## RECORDS TO USE
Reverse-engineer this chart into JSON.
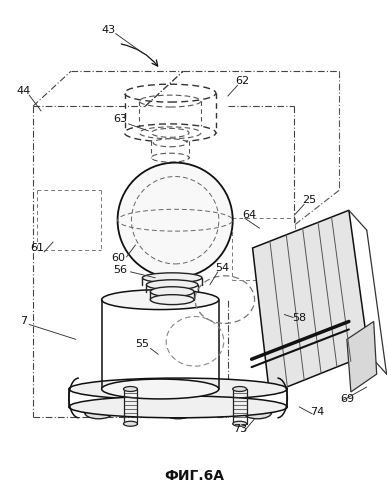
{
  "title": "ФИГ.6А",
  "title_fontsize": 10,
  "title_fontweight": "bold",
  "bg_color": "#ffffff",
  "line_color": "#111111"
}
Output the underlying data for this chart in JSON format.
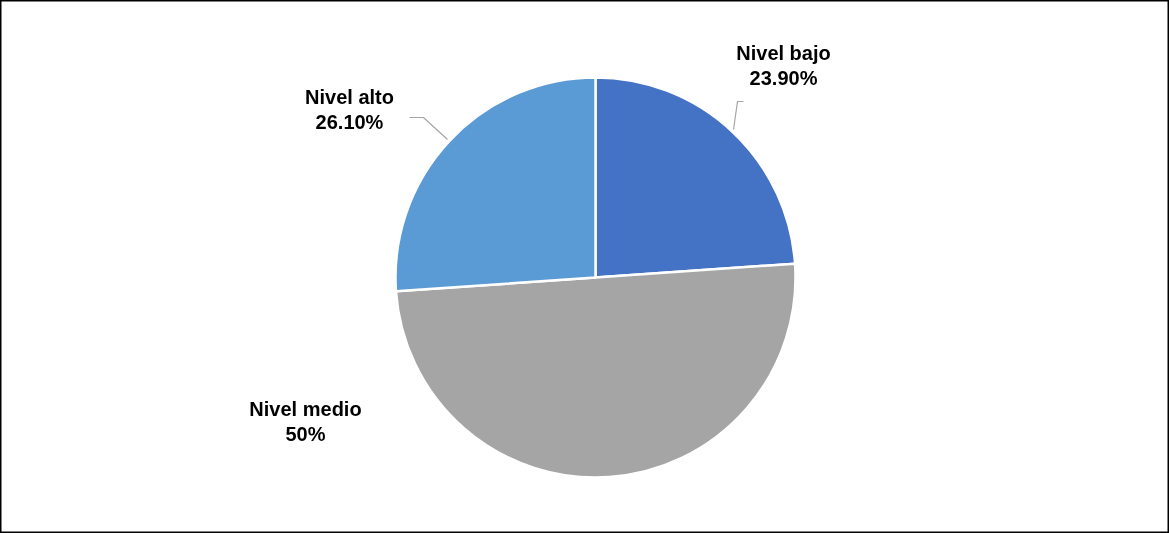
{
  "chart_data": {
    "type": "pie",
    "categories": [
      "Nivel bajo",
      "Nivel medio",
      "Nivel alto"
    ],
    "values": [
      23.9,
      50,
      26.1
    ],
    "colors": [
      "#4472c4",
      "#a5a5a5",
      "#5b9bd5"
    ],
    "value_labels": [
      "23.90%",
      "50%",
      "26.10%"
    ]
  }
}
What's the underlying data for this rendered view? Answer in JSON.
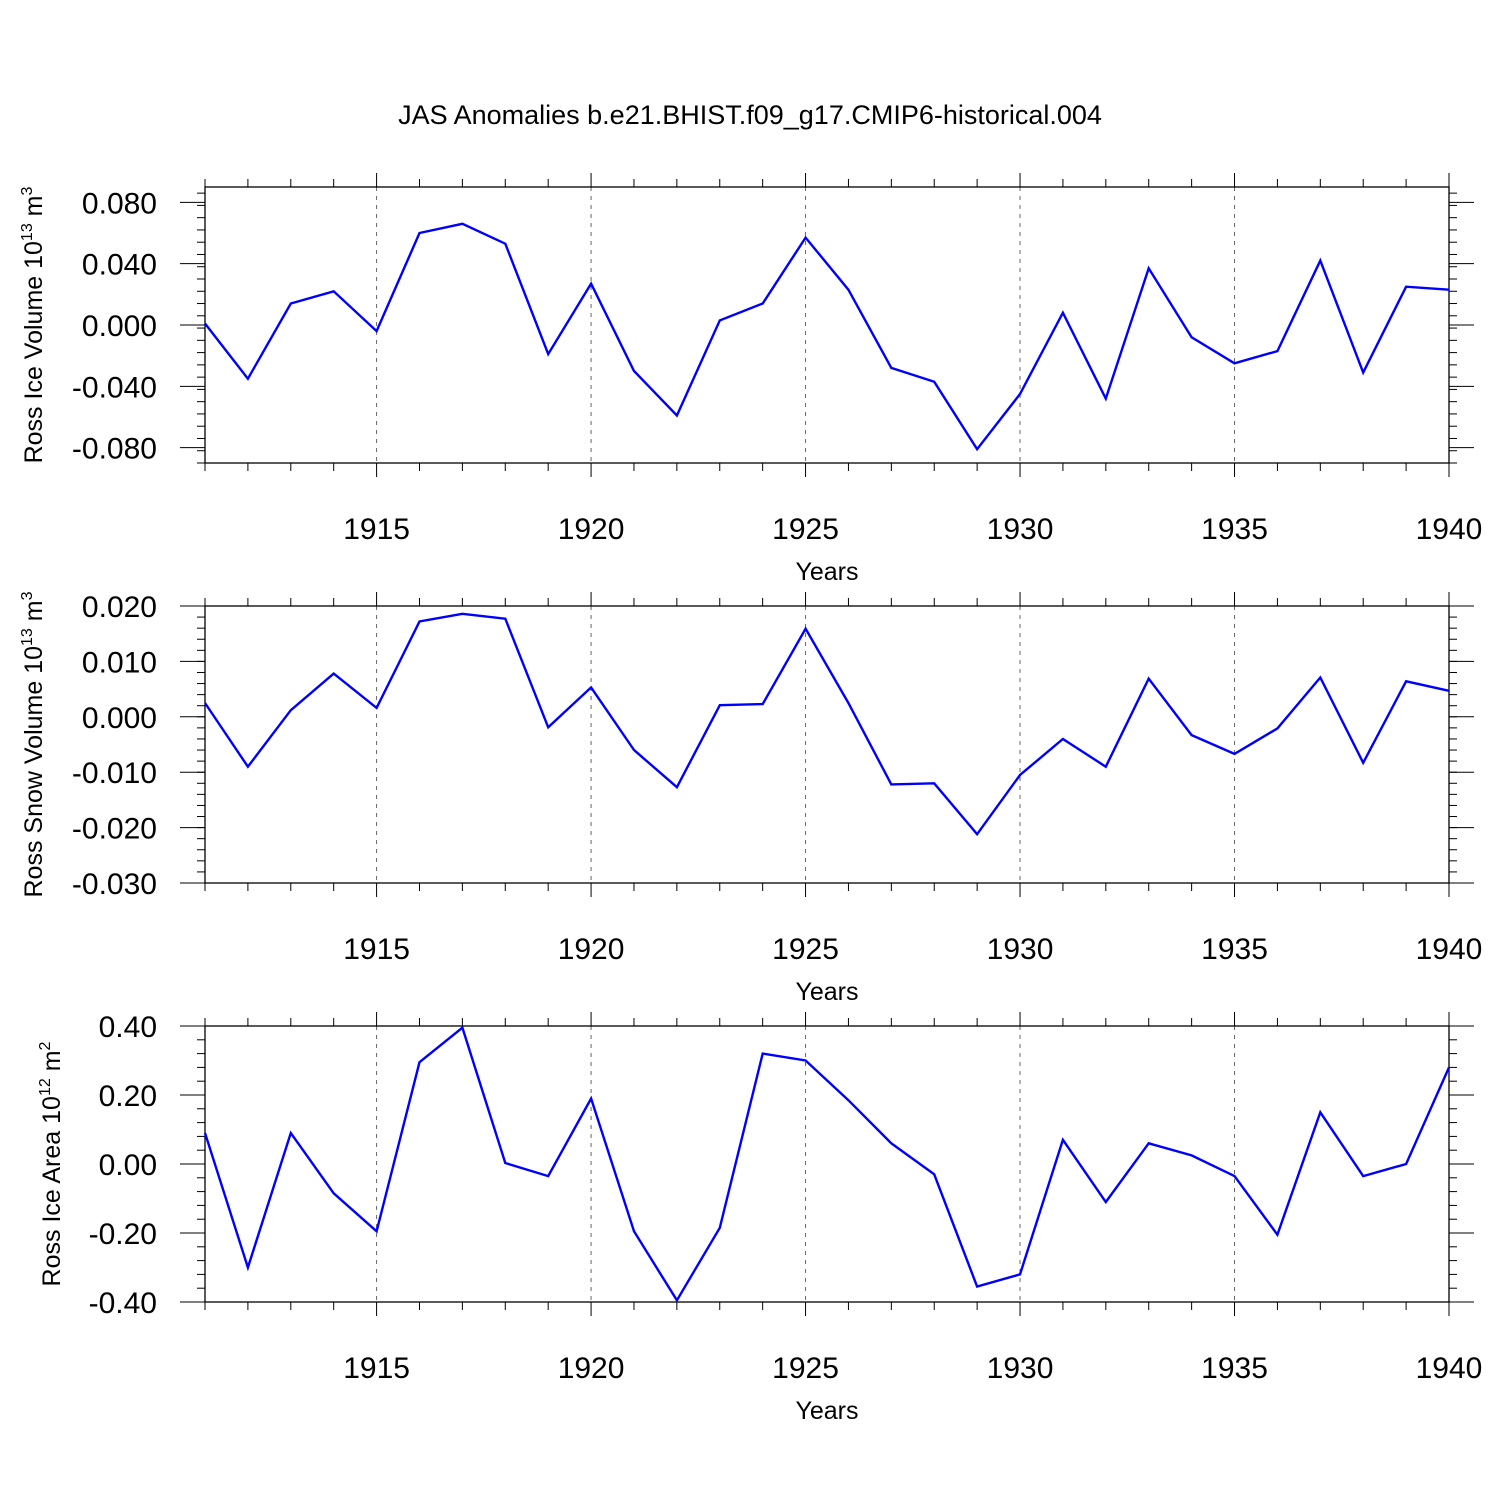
{
  "title": "JAS Anomalies b.e21.BHIST.f09_g17.CMIP6-historical.004",
  "line_color": "#0000ff",
  "chart_data": [
    {
      "type": "line",
      "ylabel": "Ross Ice Volume 10",
      "ylabel_exp": "13",
      "ylabel_unit": " m",
      "ylabel_unit_exp": "3",
      "xlabel": "Years",
      "xlim": [
        1911,
        1940
      ],
      "ylim": [
        -0.09,
        0.09
      ],
      "yticks": [
        -0.08,
        -0.04,
        0.0,
        0.04,
        0.08
      ],
      "ytick_labels": [
        "-0.080",
        "-0.040",
        "0.000",
        "0.040",
        "0.080"
      ],
      "yminor_step": 0.008,
      "xticks": [
        1915,
        1920,
        1925,
        1930,
        1935,
        1940
      ],
      "xtick_labels": [
        "1915",
        "1920",
        "1925",
        "1930",
        "1935",
        "1940"
      ],
      "grid": "dashed vertical at major x ticks",
      "x": [
        1911,
        1912,
        1913,
        1914,
        1915,
        1916,
        1917,
        1918,
        1919,
        1920,
        1921,
        1922,
        1923,
        1924,
        1925,
        1926,
        1927,
        1928,
        1929,
        1930,
        1931,
        1932,
        1933,
        1934,
        1935,
        1936,
        1937,
        1938,
        1939,
        1940
      ],
      "values": [
        0.001,
        -0.035,
        0.014,
        0.022,
        -0.004,
        0.06,
        0.066,
        0.053,
        -0.019,
        0.027,
        -0.03,
        -0.059,
        0.003,
        0.014,
        0.057,
        0.023,
        -0.028,
        -0.037,
        -0.081,
        -0.045,
        0.008,
        -0.048,
        0.037,
        -0.008,
        -0.025,
        -0.017,
        0.042,
        -0.031,
        0.025,
        0.023
      ]
    },
    {
      "type": "line",
      "ylabel": "Ross Snow Volume 10",
      "ylabel_exp": "13",
      "ylabel_unit": " m",
      "ylabel_unit_exp": "3",
      "xlabel": "Years",
      "xlim": [
        1911,
        1940
      ],
      "ylim": [
        -0.03,
        0.02
      ],
      "yticks": [
        -0.03,
        -0.02,
        -0.01,
        0.0,
        0.01,
        0.02
      ],
      "ytick_labels": [
        "-0.030",
        "-0.020",
        "-0.010",
        "0.000",
        "0.010",
        "0.020"
      ],
      "yminor_step": 0.002,
      "xticks": [
        1915,
        1920,
        1925,
        1930,
        1935,
        1940
      ],
      "xtick_labels": [
        "1915",
        "1920",
        "1925",
        "1930",
        "1935",
        "1940"
      ],
      "grid": "dashed vertical at major x ticks",
      "x": [
        1911,
        1912,
        1913,
        1914,
        1915,
        1916,
        1917,
        1918,
        1919,
        1920,
        1921,
        1922,
        1923,
        1924,
        1925,
        1926,
        1927,
        1928,
        1929,
        1930,
        1931,
        1932,
        1933,
        1934,
        1935,
        1936,
        1937,
        1938,
        1939,
        1940
      ],
      "values": [
        0.0025,
        -0.009,
        0.0012,
        0.0078,
        0.0016,
        0.0172,
        0.0186,
        0.0177,
        -0.0019,
        0.0053,
        -0.006,
        -0.0127,
        0.0021,
        0.0023,
        0.0159,
        0.0025,
        -0.0122,
        -0.012,
        -0.0212,
        -0.0105,
        -0.004,
        -0.009,
        0.0069,
        -0.0033,
        -0.0067,
        -0.0021,
        0.0071,
        -0.0083,
        0.0064,
        0.0047
      ]
    },
    {
      "type": "line",
      "ylabel": "Ross Ice Area 10",
      "ylabel_exp": "12",
      "ylabel_unit": " m",
      "ylabel_unit_exp": "2",
      "xlabel": "Years",
      "xlim": [
        1911,
        1940
      ],
      "ylim": [
        -0.4,
        0.4
      ],
      "yticks": [
        -0.4,
        -0.2,
        0.0,
        0.2,
        0.4
      ],
      "ytick_labels": [
        "-0.40",
        "-0.20",
        "0.00",
        "0.20",
        "0.40"
      ],
      "yminor_step": 0.04,
      "xticks": [
        1915,
        1920,
        1925,
        1930,
        1935,
        1940
      ],
      "xtick_labels": [
        "1915",
        "1920",
        "1925",
        "1930",
        "1935",
        "1940"
      ],
      "grid": "dashed vertical at major x ticks",
      "x": [
        1911,
        1912,
        1913,
        1914,
        1915,
        1916,
        1917,
        1918,
        1919,
        1920,
        1921,
        1922,
        1923,
        1924,
        1925,
        1926,
        1927,
        1928,
        1929,
        1930,
        1931,
        1932,
        1933,
        1934,
        1935,
        1936,
        1937,
        1938,
        1939,
        1940
      ],
      "values": [
        0.09,
        -0.3,
        0.09,
        -0.085,
        -0.195,
        0.295,
        0.395,
        0.003,
        -0.035,
        0.19,
        -0.195,
        -0.395,
        -0.185,
        0.32,
        0.3,
        0.185,
        0.06,
        -0.03,
        -0.355,
        -0.32,
        0.07,
        -0.11,
        0.06,
        0.025,
        -0.035,
        -0.205,
        0.15,
        -0.035,
        0.0,
        0.28
      ]
    }
  ]
}
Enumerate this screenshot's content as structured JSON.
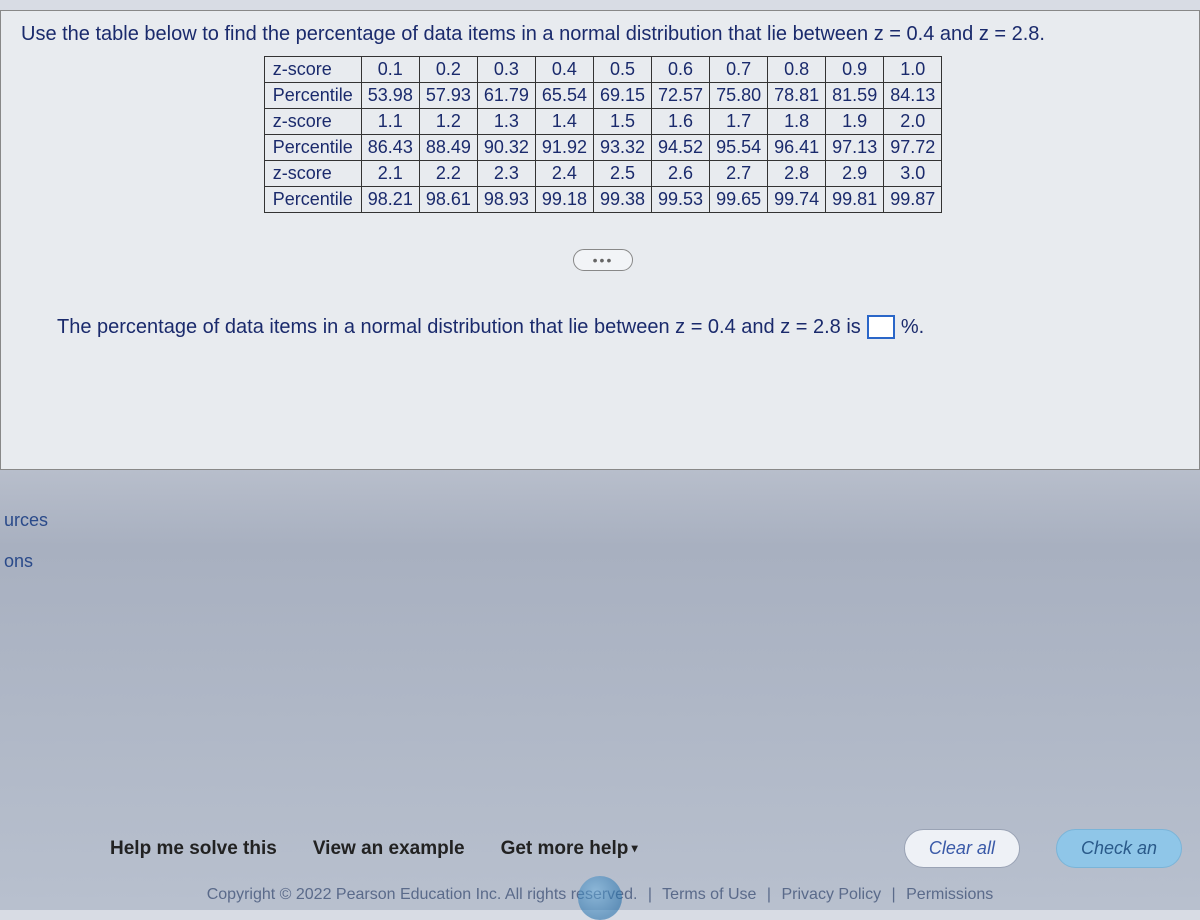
{
  "question": "Use the table below to find the percentage of data items in a normal distribution that lie between z = 0.4 and z = 2.8.",
  "table": {
    "row_header": "z-score",
    "percentile_header": "Percentile",
    "blocks": [
      {
        "z": [
          "0.1",
          "0.2",
          "0.3",
          "0.4",
          "0.5",
          "0.6",
          "0.7",
          "0.8",
          "0.9",
          "1.0"
        ],
        "p": [
          "53.98",
          "57.93",
          "61.79",
          "65.54",
          "69.15",
          "72.57",
          "75.80",
          "78.81",
          "81.59",
          "84.13"
        ]
      },
      {
        "z": [
          "1.1",
          "1.2",
          "1.3",
          "1.4",
          "1.5",
          "1.6",
          "1.7",
          "1.8",
          "1.9",
          "2.0"
        ],
        "p": [
          "86.43",
          "88.49",
          "90.32",
          "91.92",
          "93.32",
          "94.52",
          "95.54",
          "96.41",
          "97.13",
          "97.72"
        ]
      },
      {
        "z": [
          "2.1",
          "2.2",
          "2.3",
          "2.4",
          "2.5",
          "2.6",
          "2.7",
          "2.8",
          "2.9",
          "3.0"
        ],
        "p": [
          "98.21",
          "98.61",
          "98.93",
          "99.18",
          "99.38",
          "99.53",
          "99.65",
          "99.74",
          "99.81",
          "99.87"
        ]
      }
    ]
  },
  "answer_prompt": {
    "prefix": "The percentage of data items in a normal distribution that lie between z = 0.4 and z = 2.8 is",
    "suffix": "%."
  },
  "sidebar": {
    "item1": "urces",
    "item2": "ons"
  },
  "buttons": {
    "help": "Help me solve this",
    "example": "View an example",
    "more": "Get more help",
    "clear": "Clear all",
    "check": "Check an"
  },
  "footer": {
    "copyright": "Copyright © 2022 Pearson Education Inc. All rights reserved.",
    "terms": "Terms of Use",
    "privacy": "Privacy Policy",
    "permissions": "Permissions"
  }
}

## TASK TO COMPLETE
Print the complete listing exactly, apart from any pictures.

## RESPONSE
Reverse-engineer this chart into JSON.
{
  "title": "ФИГ.6А",
  "title_fontsize": 10,
  "title_fontweight": "bold",
  "bg_color": "#ffffff",
  "line_color": "#111111"
}
Output the underlying data for this chart in JSON format.
{
  "chart_data": {
    "type": "pie",
    "categories": [
      "Nivel bajo",
      "Nivel medio",
      "Nivel alto"
    ],
    "values": [
      23.9,
      50,
      26.1
    ],
    "colors": [
      "#4472c4",
      "#a5a5a5",
      "#5b9bd5"
    ],
    "value_labels": [
      "23.90%",
      "50%",
      "26.10%"
    ]
  }
}
What's the underlying data for this rendered view? Answer in JSON.
{
  "title": "JAS Anomalies b.e21.BHIST.f09_g17.CMIP6-historical.004",
  "line_color": "#0000ff",
  "chart_data": [
    {
      "type": "line",
      "ylabel": "Ross Ice Volume 10",
      "ylabel_exp": "13",
      "ylabel_unit": " m",
      "ylabel_unit_exp": "3",
      "xlabel": "Years",
      "xlim": [
        1911,
        1940
      ],
      "ylim": [
        -0.09,
        0.09
      ],
      "yticks": [
        -0.08,
        -0.04,
        0.0,
        0.04,
        0.08
      ],
      "ytick_labels": [
        "-0.080",
        "-0.040",
        "0.000",
        "0.040",
        "0.080"
      ],
      "yminor_step": 0.008,
      "xticks": [
        1915,
        1920,
        1925,
        1930,
        1935,
        1940
      ],
      "xtick_labels": [
        "1915",
        "1920",
        "1925",
        "1930",
        "1935",
        "1940"
      ],
      "grid": "dashed vertical at major x ticks",
      "x": [
        1911,
        1912,
        1913,
        1914,
        1915,
        1916,
        1917,
        1918,
        1919,
        1920,
        1921,
        1922,
        1923,
        1924,
        1925,
        1926,
        1927,
        1928,
        1929,
        1930,
        1931,
        1932,
        1933,
        1934,
        1935,
        1936,
        1937,
        1938,
        1939,
        1940
      ],
      "values": [
        0.001,
        -0.035,
        0.014,
        0.022,
        -0.004,
        0.06,
        0.066,
        0.053,
        -0.019,
        0.027,
        -0.03,
        -0.059,
        0.003,
        0.014,
        0.057,
        0.023,
        -0.028,
        -0.037,
        -0.081,
        -0.045,
        0.008,
        -0.048,
        0.037,
        -0.008,
        -0.025,
        -0.017,
        0.042,
        -0.031,
        0.025,
        0.023
      ]
    },
    {
      "type": "line",
      "ylabel": "Ross Snow Volume 10",
      "ylabel_exp": "13",
      "ylabel_unit": " m",
      "ylabel_unit_exp": "3",
      "xlabel": "Years",
      "xlim": [
        1911,
        1940
      ],
      "ylim": [
        -0.03,
        0.02
      ],
      "yticks": [
        -0.03,
        -0.02,
        -0.01,
        0.0,
        0.01,
        0.02
      ],
      "ytick_labels": [
        "-0.030",
        "-0.020",
        "-0.010",
        "0.000",
        "0.010",
        "0.020"
      ],
      "yminor_step": 0.002,
      "xticks": [
        1915,
        1920,
        1925,
        1930,
        1935,
        1940
      ],
      "xtick_labels": [
        "1915",
        "1920",
        "1925",
        "1930",
        "1935",
        "1940"
      ],
      "grid": "dashed vertical at major x ticks",
      "x": [
        1911,
        1912,
        1913,
        1914,
        1915,
        1916,
        1917,
        1918,
        1919,
        1920,
        1921,
        1922,
        1923,
        1924,
        1925,
        1926,
        1927,
        1928,
        1929,
        1930,
        1931,
        1932,
        1933,
        1934,
        1935,
        1936,
        1937,
        1938,
        1939,
        1940
      ],
      "values": [
        0.0025,
        -0.009,
        0.0012,
        0.0078,
        0.0016,
        0.0172,
        0.0186,
        0.0177,
        -0.0019,
        0.0053,
        -0.006,
        -0.0127,
        0.0021,
        0.0023,
        0.0159,
        0.0025,
        -0.0122,
        -0.012,
        -0.0212,
        -0.0105,
        -0.004,
        -0.009,
        0.0069,
        -0.0033,
        -0.0067,
        -0.0021,
        0.0071,
        -0.0083,
        0.0064,
        0.0047
      ]
    },
    {
      "type": "line",
      "ylabel": "Ross Ice Area 10",
      "ylabel_exp": "12",
      "ylabel_unit": " m",
      "ylabel_unit_exp": "2",
      "xlabel": "Years",
      "xlim": [
        1911,
        1940
      ],
      "ylim": [
        -0.4,
        0.4
      ],
      "yticks": [
        -0.4,
        -0.2,
        0.0,
        0.2,
        0.4
      ],
      "ytick_labels": [
        "-0.40",
        "-0.20",
        "0.00",
        "0.20",
        "0.40"
      ],
      "yminor_step": 0.04,
      "xticks": [
        1915,
        1920,
        1925,
        1930,
        1935,
        1940
      ],
      "xtick_labels": [
        "1915",
        "1920",
        "1925",
        "1930",
        "1935",
        "1940"
      ],
      "grid": "dashed vertical at major x ticks",
      "x": [
        1911,
        1912,
        1913,
        1914,
        1915,
        1916,
        1917,
        1918,
        1919,
        1920,
        1921,
        1922,
        1923,
        1924,
        1925,
        1926,
        1927,
        1928,
        1929,
        1930,
        1931,
        1932,
        1933,
        1934,
        1935,
        1936,
        1937,
        1938,
        1939,
        1940
      ],
      "values": [
        0.09,
        -0.3,
        0.09,
        -0.085,
        -0.195,
        0.295,
        0.395,
        0.003,
        -0.035,
        0.19,
        -0.195,
        -0.395,
        -0.185,
        0.32,
        0.3,
        0.185,
        0.06,
        -0.03,
        -0.355,
        -0.32,
        0.07,
        -0.11,
        0.06,
        0.025,
        -0.035,
        -0.205,
        0.15,
        -0.035,
        0.0,
        0.28
      ]
    }
  ]
}
Enumerate this screenshot's content as structured JSON.
{
  "question": "Use the table below to find the percentage of data items in a normal distribution that lie between z = 0.4 and z = 2.8.",
  "table": {
    "row_header": "z-score",
    "percentile_header": "Percentile",
    "blocks": [
      {
        "z": [
          "0.1",
          "0.2",
          "0.3",
          "0.4",
          "0.5",
          "0.6",
          "0.7",
          "0.8",
          "0.9",
          "1.0"
        ],
        "p": [
          "53.98",
          "57.93",
          "61.79",
          "65.54",
          "69.15",
          "72.57",
          "75.80",
          "78.81",
          "81.59",
          "84.13"
        ]
      },
      {
        "z": [
          "1.1",
          "1.2",
          "1.3",
          "1.4",
          "1.5",
          "1.6",
          "1.7",
          "1.8",
          "1.9",
          "2.0"
        ],
        "p": [
          "86.43",
          "88.49",
          "90.32",
          "91.92",
          "93.32",
          "94.52",
          "95.54",
          "96.41",
          "97.13",
          "97.72"
        ]
      },
      {
        "z": [
          "2.1",
          "2.2",
          "2.3",
          "2.4",
          "2.5",
          "2.6",
          "2.7",
          "2.8",
          "2.9",
          "3.0"
        ],
        "p": [
          "98.21",
          "98.61",
          "98.93",
          "99.18",
          "99.38",
          "99.53",
          "99.65",
          "99.74",
          "99.81",
          "99.87"
        ]
      }
    ]
  },
  "answer_prompt": {
    "prefix": "The percentage of data items in a normal distribution that lie between z = 0.4 and z = 2.8 is",
    "suffix": "%."
  },
  "sidebar": {
    "item1": "urces",
    "item2": "ons"
  },
  "buttons": {
    "help": "Help me solve this",
    "example": "View an example",
    "more": "Get more help",
    "clear": "Clear all",
    "check": "Check an"
  },
  "footer": {
    "copyright": "Copyright © 2022 Pearson Education Inc. All rights reserved.",
    "terms": "Terms of Use",
    "privacy": "Privacy Policy",
    "permissions": "Permissions"
  }
}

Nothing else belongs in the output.